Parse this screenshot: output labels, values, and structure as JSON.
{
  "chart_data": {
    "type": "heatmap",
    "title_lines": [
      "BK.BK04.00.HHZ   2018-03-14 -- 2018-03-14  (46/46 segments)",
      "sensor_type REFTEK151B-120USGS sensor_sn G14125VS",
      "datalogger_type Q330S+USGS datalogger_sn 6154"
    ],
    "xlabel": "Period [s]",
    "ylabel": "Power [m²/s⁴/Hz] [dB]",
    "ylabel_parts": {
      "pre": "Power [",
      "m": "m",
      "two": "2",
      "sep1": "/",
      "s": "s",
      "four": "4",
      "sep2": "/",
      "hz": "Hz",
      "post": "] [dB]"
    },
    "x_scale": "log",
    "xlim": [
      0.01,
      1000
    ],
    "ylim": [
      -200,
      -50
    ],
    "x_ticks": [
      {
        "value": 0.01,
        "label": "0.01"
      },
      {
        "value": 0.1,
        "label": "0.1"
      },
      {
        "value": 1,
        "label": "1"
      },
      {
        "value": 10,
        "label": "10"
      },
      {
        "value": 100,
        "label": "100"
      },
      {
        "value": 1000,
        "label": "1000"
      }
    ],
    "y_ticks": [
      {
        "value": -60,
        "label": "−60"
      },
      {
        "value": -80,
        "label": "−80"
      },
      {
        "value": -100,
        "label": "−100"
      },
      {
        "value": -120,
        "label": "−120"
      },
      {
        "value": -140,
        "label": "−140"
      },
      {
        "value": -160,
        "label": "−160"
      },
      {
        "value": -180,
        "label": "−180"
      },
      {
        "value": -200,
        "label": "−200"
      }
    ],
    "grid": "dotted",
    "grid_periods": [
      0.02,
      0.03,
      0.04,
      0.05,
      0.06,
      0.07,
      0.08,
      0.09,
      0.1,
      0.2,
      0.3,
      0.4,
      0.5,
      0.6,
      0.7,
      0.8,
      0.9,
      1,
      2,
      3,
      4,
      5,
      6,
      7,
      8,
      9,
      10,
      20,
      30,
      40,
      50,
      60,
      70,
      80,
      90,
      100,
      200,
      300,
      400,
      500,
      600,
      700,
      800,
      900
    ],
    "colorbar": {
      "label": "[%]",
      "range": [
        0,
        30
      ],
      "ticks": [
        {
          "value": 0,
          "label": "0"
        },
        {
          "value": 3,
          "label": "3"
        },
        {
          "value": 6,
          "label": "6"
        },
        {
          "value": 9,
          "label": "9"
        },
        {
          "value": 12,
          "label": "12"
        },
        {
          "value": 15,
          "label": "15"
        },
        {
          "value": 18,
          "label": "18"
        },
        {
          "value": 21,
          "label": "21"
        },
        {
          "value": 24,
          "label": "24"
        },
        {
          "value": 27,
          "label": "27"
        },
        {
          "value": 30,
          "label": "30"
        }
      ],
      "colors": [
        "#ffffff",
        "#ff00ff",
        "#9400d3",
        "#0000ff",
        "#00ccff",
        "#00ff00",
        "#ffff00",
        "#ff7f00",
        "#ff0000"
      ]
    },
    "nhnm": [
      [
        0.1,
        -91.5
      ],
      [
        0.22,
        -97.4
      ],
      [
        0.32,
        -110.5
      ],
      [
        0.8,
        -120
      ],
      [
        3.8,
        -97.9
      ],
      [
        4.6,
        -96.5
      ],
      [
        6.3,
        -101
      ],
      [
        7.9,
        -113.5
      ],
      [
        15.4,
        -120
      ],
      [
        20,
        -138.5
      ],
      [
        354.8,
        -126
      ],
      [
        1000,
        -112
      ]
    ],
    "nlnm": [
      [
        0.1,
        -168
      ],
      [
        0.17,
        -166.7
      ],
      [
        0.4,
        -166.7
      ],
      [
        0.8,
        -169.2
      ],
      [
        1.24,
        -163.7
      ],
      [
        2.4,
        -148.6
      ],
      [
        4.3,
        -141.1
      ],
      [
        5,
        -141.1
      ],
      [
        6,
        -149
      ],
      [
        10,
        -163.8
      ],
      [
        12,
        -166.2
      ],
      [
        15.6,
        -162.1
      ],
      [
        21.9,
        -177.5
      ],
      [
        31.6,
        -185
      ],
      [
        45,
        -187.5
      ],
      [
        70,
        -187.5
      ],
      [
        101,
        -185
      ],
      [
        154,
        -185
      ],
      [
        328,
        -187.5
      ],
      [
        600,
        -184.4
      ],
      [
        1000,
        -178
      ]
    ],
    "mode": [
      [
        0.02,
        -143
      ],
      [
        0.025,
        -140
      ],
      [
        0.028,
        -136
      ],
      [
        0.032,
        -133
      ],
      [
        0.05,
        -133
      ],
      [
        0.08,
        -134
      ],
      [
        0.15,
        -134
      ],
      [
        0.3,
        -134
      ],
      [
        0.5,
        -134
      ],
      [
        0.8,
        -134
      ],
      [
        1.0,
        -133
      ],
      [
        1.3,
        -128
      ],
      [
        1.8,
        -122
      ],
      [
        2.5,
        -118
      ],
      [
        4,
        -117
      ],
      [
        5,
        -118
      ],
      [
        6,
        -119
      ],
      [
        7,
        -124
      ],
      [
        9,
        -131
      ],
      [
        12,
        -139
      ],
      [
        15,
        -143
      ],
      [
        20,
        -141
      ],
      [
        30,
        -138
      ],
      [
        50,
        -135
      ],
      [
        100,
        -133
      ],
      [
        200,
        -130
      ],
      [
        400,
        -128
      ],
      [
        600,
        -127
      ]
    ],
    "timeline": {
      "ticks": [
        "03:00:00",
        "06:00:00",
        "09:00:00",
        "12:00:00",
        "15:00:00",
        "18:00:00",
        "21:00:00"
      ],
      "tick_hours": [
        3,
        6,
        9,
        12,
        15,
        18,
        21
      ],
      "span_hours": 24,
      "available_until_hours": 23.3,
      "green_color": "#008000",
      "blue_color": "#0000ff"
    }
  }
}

## Short problem
Each line of the listing should be echoed back exactly.

## The reply
Parse this screenshot: output labels, values, and structure as JSON.
{
  "chart_data": {
    "type": "heatmap",
    "title_lines": [
      "BK.BK04.00.HHZ   2018-03-14 -- 2018-03-14  (46/46 segments)",
      "sensor_type REFTEK151B-120USGS sensor_sn G14125VS",
      "datalogger_type Q330S+USGS datalogger_sn 6154"
    ],
    "xlabel": "Period [s]",
    "ylabel": "Power [m²/s⁴/Hz] [dB]",
    "ylabel_parts": {
      "pre": "Power [",
      "m": "m",
      "two": "2",
      "sep1": "/",
      "s": "s",
      "four": "4",
      "sep2": "/",
      "hz": "Hz",
      "post": "] [dB]"
    },
    "x_scale": "log",
    "xlim": [
      0.01,
      1000
    ],
    "ylim": [
      -200,
      -50
    ],
    "x_ticks": [
      {
        "value": 0.01,
        "label": "0.01"
      },
      {
        "value": 0.1,
        "label": "0.1"
      },
      {
        "value": 1,
        "label": "1"
      },
      {
        "value": 10,
        "label": "10"
      },
      {
        "value": 100,
        "label": "100"
      },
      {
        "value": 1000,
        "label": "1000"
      }
    ],
    "y_ticks": [
      {
        "value": -60,
        "label": "−60"
      },
      {
        "value": -80,
        "label": "−80"
      },
      {
        "value": -100,
        "label": "−100"
      },
      {
        "value": -120,
        "label": "−120"
      },
      {
        "value": -140,
        "label": "−140"
      },
      {
        "value": -160,
        "label": "−160"
      },
      {
        "value": -180,
        "label": "−180"
      },
      {
        "value": -200,
        "label": "−200"
      }
    ],
    "grid": "dotted",
    "grid_periods": [
      0.02,
      0.03,
      0.04,
      0.05,
      0.06,
      0.07,
      0.08,
      0.09,
      0.1,
      0.2,
      0.3,
      0.4,
      0.5,
      0.6,
      0.7,
      0.8,
      0.9,
      1,
      2,
      3,
      4,
      5,
      6,
      7,
      8,
      9,
      10,
      20,
      30,
      40,
      50,
      60,
      70,
      80,
      90,
      100,
      200,
      300,
      400,
      500,
      600,
      700,
      800,
      900
    ],
    "colorbar": {
      "label": "[%]",
      "range": [
        0,
        30
      ],
      "ticks": [
        {
          "value": 0,
          "label": "0"
        },
        {
          "value": 3,
          "label": "3"
        },
        {
          "value": 6,
          "label": "6"
        },
        {
          "value": 9,
          "label": "9"
        },
        {
          "value": 12,
          "label": "12"
        },
        {
          "value": 15,
          "label": "15"
        },
        {
          "value": 18,
          "label": "18"
        },
        {
          "value": 21,
          "label": "21"
        },
        {
          "value": 24,
          "label": "24"
        },
        {
          "value": 27,
          "label": "27"
        },
        {
          "value": 30,
          "label": "30"
        }
      ],
      "colors": [
        "#ffffff",
        "#ff00ff",
        "#9400d3",
        "#0000ff",
        "#00ccff",
        "#00ff00",
        "#ffff00",
        "#ff7f00",
        "#ff0000"
      ]
    },
    "nhnm": [
      [
        0.1,
        -91.5
      ],
      [
        0.22,
        -97.4
      ],
      [
        0.32,
        -110.5
      ],
      [
        0.8,
        -120
      ],
      [
        3.8,
        -97.9
      ],
      [
        4.6,
        -96.5
      ],
      [
        6.3,
        -101
      ],
      [
        7.9,
        -113.5
      ],
      [
        15.4,
        -120
      ],
      [
        20,
        -138.5
      ],
      [
        354.8,
        -126
      ],
      [
        1000,
        -112
      ]
    ],
    "nlnm": [
      [
        0.1,
        -168
      ],
      [
        0.17,
        -166.7
      ],
      [
        0.4,
        -166.7
      ],
      [
        0.8,
        -169.2
      ],
      [
        1.24,
        -163.7
      ],
      [
        2.4,
        -148.6
      ],
      [
        4.3,
        -141.1
      ],
      [
        5,
        -141.1
      ],
      [
        6,
        -149
      ],
      [
        10,
        -163.8
      ],
      [
        12,
        -166.2
      ],
      [
        15.6,
        -162.1
      ],
      [
        21.9,
        -177.5
      ],
      [
        31.6,
        -185
      ],
      [
        45,
        -187.5
      ],
      [
        70,
        -187.5
      ],
      [
        101,
        -185
      ],
      [
        154,
        -185
      ],
      [
        328,
        -187.5
      ],
      [
        600,
        -184.4
      ],
      [
        1000,
        -178
      ]
    ],
    "mode": [
      [
        0.02,
        -143
      ],
      [
        0.025,
        -140
      ],
      [
        0.028,
        -136
      ],
      [
        0.032,
        -133
      ],
      [
        0.05,
        -133
      ],
      [
        0.08,
        -134
      ],
      [
        0.15,
        -134
      ],
      [
        0.3,
        -134
      ],
      [
        0.5,
        -134
      ],
      [
        0.8,
        -134
      ],
      [
        1.0,
        -133
      ],
      [
        1.3,
        -128
      ],
      [
        1.8,
        -122
      ],
      [
        2.5,
        -118
      ],
      [
        4,
        -117
      ],
      [
        5,
        -118
      ],
      [
        6,
        -119
      ],
      [
        7,
        -124
      ],
      [
        9,
        -131
      ],
      [
        12,
        -139
      ],
      [
        15,
        -143
      ],
      [
        20,
        -141
      ],
      [
        30,
        -138
      ],
      [
        50,
        -135
      ],
      [
        100,
        -133
      ],
      [
        200,
        -130
      ],
      [
        400,
        -128
      ],
      [
        600,
        -127
      ]
    ],
    "timeline": {
      "ticks": [
        "03:00:00",
        "06:00:00",
        "09:00:00",
        "12:00:00",
        "15:00:00",
        "18:00:00",
        "21:00:00"
      ],
      "tick_hours": [
        3,
        6,
        9,
        12,
        15,
        18,
        21
      ],
      "span_hours": 24,
      "available_until_hours": 23.3,
      "green_color": "#008000",
      "blue_color": "#0000ff"
    }
  }
}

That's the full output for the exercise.